> WRITTEN REQUEST:
What is the number of lines in these entries that include "есть"? Write that number and no other text.

> Data records:

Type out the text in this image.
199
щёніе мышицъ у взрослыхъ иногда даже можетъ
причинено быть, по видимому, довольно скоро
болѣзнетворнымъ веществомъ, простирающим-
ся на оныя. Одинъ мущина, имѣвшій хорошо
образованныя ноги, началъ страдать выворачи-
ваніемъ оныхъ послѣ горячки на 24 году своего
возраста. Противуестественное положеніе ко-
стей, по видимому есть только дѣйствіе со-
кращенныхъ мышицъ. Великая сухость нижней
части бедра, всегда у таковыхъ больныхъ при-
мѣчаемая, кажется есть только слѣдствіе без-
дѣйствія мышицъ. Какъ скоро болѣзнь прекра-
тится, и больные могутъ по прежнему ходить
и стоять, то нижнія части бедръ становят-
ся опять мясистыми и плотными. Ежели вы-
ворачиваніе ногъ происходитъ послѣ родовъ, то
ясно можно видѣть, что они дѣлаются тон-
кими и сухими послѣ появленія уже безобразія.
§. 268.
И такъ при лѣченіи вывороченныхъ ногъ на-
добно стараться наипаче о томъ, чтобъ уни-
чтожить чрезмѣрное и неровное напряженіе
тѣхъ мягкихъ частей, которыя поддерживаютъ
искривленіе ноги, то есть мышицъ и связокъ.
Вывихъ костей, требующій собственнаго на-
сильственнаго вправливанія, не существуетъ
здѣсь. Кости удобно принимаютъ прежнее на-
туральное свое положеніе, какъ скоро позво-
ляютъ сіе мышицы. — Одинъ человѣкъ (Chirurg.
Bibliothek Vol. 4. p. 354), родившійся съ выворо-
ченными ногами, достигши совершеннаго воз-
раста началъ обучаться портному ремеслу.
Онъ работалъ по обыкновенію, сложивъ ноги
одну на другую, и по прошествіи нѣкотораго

> TASK OUTPUT:
3